═══ Records supplied ═══

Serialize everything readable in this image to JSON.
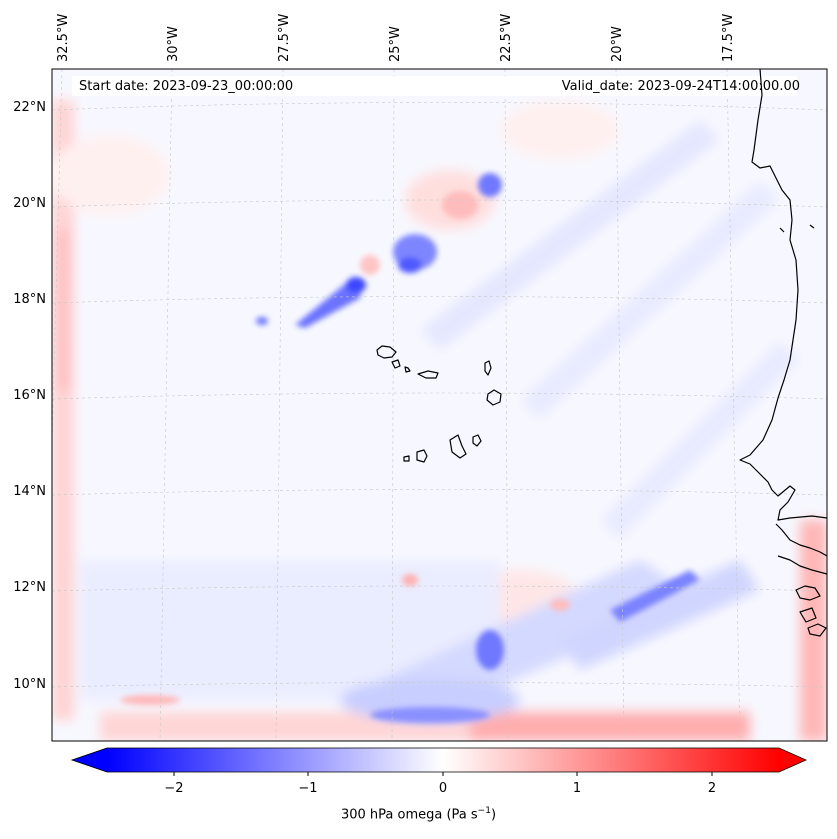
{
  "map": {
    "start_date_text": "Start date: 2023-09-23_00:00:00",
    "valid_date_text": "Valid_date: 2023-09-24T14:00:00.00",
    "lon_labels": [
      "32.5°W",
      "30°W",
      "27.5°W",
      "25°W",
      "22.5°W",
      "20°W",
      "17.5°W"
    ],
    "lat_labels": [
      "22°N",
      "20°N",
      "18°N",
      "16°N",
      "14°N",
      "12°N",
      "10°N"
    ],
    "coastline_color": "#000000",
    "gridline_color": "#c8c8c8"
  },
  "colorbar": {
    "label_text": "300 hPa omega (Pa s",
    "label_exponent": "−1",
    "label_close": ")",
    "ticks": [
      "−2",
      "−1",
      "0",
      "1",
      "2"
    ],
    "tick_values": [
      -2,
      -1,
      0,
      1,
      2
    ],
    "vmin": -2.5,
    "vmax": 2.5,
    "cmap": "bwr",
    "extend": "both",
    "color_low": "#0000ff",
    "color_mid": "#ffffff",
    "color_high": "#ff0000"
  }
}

═══
═══ Records supplied ═══

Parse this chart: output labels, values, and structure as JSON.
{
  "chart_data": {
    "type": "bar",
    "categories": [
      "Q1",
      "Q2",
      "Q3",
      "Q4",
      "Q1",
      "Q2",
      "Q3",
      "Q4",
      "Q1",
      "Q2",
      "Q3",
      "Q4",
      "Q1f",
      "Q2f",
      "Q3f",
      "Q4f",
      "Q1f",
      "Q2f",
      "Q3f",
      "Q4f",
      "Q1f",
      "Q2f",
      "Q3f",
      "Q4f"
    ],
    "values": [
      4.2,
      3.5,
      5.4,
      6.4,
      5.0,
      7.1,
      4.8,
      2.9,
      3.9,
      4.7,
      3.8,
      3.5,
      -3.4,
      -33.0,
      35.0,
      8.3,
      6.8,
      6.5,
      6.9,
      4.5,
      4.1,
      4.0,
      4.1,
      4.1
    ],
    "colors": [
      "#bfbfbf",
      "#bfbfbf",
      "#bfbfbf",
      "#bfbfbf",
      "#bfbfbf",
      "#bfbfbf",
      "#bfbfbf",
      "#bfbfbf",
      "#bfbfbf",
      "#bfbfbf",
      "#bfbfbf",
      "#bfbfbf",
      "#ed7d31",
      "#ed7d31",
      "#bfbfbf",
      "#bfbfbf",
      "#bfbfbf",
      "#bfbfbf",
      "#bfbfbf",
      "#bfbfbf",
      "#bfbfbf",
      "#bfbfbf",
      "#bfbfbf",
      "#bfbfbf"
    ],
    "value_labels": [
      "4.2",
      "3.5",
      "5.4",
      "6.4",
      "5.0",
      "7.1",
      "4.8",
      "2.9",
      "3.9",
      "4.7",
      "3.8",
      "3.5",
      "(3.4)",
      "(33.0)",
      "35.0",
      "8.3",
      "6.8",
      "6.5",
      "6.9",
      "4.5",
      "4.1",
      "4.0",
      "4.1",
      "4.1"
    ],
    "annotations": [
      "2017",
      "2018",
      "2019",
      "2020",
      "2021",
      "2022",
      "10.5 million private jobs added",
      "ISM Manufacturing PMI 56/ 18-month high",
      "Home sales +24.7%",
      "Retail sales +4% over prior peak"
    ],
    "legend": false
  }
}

═══
═══ Records supplied ═══

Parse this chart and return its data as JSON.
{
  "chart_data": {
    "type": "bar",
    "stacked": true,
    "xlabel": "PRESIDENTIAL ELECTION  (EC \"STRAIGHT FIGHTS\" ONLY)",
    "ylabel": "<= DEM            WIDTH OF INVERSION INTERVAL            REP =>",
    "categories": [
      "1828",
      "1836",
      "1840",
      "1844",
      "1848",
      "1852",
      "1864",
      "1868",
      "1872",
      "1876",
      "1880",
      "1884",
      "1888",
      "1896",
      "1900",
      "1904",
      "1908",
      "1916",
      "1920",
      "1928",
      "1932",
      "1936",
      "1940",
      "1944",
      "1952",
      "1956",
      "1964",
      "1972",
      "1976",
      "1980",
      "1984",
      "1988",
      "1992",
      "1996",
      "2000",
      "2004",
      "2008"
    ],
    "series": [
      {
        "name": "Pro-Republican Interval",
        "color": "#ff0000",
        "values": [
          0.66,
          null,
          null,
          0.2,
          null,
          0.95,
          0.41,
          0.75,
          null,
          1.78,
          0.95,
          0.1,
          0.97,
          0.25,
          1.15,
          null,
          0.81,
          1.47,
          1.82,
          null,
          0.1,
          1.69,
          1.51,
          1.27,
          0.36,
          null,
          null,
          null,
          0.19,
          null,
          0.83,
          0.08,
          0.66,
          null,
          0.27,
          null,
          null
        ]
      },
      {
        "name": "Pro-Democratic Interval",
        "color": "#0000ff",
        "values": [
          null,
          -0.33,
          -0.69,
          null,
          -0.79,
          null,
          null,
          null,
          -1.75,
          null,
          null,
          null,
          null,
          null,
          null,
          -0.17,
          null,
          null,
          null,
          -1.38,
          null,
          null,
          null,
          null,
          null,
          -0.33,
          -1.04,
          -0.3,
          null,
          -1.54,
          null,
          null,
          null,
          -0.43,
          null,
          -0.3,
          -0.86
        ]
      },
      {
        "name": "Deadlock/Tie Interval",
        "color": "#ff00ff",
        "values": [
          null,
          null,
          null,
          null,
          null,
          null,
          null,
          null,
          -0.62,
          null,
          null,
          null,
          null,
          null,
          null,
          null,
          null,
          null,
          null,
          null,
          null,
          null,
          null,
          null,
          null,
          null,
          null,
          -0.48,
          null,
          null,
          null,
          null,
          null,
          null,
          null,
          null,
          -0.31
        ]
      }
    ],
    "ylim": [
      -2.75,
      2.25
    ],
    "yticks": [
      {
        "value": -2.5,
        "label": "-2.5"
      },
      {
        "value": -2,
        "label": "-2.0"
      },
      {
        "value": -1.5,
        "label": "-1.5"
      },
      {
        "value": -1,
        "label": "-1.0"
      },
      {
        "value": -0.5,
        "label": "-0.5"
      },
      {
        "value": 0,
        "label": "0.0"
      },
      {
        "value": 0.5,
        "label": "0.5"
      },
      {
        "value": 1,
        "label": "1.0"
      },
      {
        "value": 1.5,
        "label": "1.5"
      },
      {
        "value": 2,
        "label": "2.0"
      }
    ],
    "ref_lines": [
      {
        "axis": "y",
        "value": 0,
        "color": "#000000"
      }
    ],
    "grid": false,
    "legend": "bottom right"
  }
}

═══

Count every line above that holds the word "name", and state the number and nothing more.

3